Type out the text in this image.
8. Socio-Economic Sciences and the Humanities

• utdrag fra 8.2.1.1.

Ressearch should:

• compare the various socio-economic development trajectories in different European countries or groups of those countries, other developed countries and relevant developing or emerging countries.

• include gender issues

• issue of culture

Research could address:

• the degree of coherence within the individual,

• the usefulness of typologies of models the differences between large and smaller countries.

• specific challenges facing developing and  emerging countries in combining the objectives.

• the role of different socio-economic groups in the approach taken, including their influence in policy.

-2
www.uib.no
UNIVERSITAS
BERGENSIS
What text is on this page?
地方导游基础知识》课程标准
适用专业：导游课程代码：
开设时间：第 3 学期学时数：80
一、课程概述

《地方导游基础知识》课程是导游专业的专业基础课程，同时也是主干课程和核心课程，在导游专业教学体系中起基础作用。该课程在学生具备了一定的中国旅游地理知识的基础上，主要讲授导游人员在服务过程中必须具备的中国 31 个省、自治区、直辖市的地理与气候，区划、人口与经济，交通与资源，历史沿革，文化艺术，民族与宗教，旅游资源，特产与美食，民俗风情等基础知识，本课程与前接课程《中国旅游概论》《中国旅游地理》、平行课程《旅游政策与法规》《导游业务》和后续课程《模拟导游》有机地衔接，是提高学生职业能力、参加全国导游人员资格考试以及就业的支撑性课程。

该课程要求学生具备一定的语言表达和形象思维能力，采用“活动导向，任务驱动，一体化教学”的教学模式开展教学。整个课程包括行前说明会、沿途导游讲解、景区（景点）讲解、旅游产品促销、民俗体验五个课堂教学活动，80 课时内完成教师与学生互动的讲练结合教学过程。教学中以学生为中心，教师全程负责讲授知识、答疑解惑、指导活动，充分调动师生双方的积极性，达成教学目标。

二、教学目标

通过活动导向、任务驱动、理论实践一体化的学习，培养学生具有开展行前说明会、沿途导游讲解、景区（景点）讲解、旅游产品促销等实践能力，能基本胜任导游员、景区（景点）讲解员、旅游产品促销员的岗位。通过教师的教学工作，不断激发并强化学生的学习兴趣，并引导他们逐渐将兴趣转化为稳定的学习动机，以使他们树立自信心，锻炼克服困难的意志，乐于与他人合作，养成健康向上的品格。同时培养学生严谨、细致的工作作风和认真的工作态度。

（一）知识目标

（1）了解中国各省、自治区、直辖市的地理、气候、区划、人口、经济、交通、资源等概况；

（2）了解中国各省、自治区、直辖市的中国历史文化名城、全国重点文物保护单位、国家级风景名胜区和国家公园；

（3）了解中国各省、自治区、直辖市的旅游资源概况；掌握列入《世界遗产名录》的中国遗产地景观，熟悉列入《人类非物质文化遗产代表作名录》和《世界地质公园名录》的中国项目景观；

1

============================================================

Repeat the entries exactly, all of them.

FINISHED TASK |
Type out the text in this image.
8. Socio-Economic Sciences and the Humanities

• utdrag fra 8.2.1.1.

Ressearch should:

• compare the various socio-economic development trajectories in different European countries or groups of those countries, other developed countries and relevant developing or emerging countries.

• include gender issues

• issue of culture

Research could address:

• the degree of coherence within the individual,

• the usefulness of typologies of models the differences between large and smaller countries.

• specific challenges facing developing and  emerging countries in combining the objectives.

• the role of different socio-economic groups in the approach taken, including their influence in policy.

-2
www.uib.no
UNIVERSITAS
BERGENSIS
What text is on this page?
地方导游基础知识》课程标准
适用专业：导游课程代码：
开设时间：第 3 学期学时数：80
一、课程概述

《地方导游基础知识》课程是导游专业的专业基础课程，同时也是主干课程和核心课程，在导游专业教学体系中起基础作用。该课程在学生具备了一定的中国旅游地理知识的基础上，主要讲授导游人员在服务过程中必须具备的中国 31 个省、自治区、直辖市的地理与气候，区划、人口与经济，交通与资源，历史沿革，文化艺术，民族与宗教，旅游资源，特产与美食，民俗风情等基础知识，本课程与前接课程《中国旅游概论》《中国旅游地理》、平行课程《旅游政策与法规》《导游业务》和后续课程《模拟导游》有机地衔接，是提高学生职业能力、参加全国导游人员资格考试以及就业的支撑性课程。

该课程要求学生具备一定的语言表达和形象思维能力，采用“活动导向，任务驱动，一体化教学”的教学模式开展教学。整个课程包括行前说明会、沿途导游讲解、景区（景点）讲解、旅游产品促销、民俗体验五个课堂教学活动，80 课时内完成教师与学生互动的讲练结合教学过程。教学中以学生为中心，教师全程负责讲授知识、答疑解惑、指导活动，充分调动师生双方的积极性，达成教学目标。

二、教学目标

通过活动导向、任务驱动、理论实践一体化的学习，培养学生具有开展行前说明会、沿途导游讲解、景区（景点）讲解、旅游产品促销等实践能力，能基本胜任导游员、景区（景点）讲解员、旅游产品促销员的岗位。通过教师的教学工作，不断激发并强化学生的学习兴趣，并引导他们逐渐将兴趣转化为稳定的学习动机，以使他们树立自信心，锻炼克服困难的意志，乐于与他人合作，养成健康向上的品格。同时培养学生严谨、细致的工作作风和认真的工作态度。

（一）知识目标

（1）了解中国各省、自治区、直辖市的地理、气候、区划、人口、经济、交通、资源等概况；

（2）了解中国各省、自治区、直辖市的中国历史文化名城、全国重点文物保护单位、国家级风景名胜区和国家公园；

（3）了解中国各省、自治区、直辖市的旅游资源概况；掌握列入《世界遗产名录》的中国遗产地景观，熟悉列入《人类非物质文化遗产代表作名录》和《世界地质公园名录》的中国项目景观；

1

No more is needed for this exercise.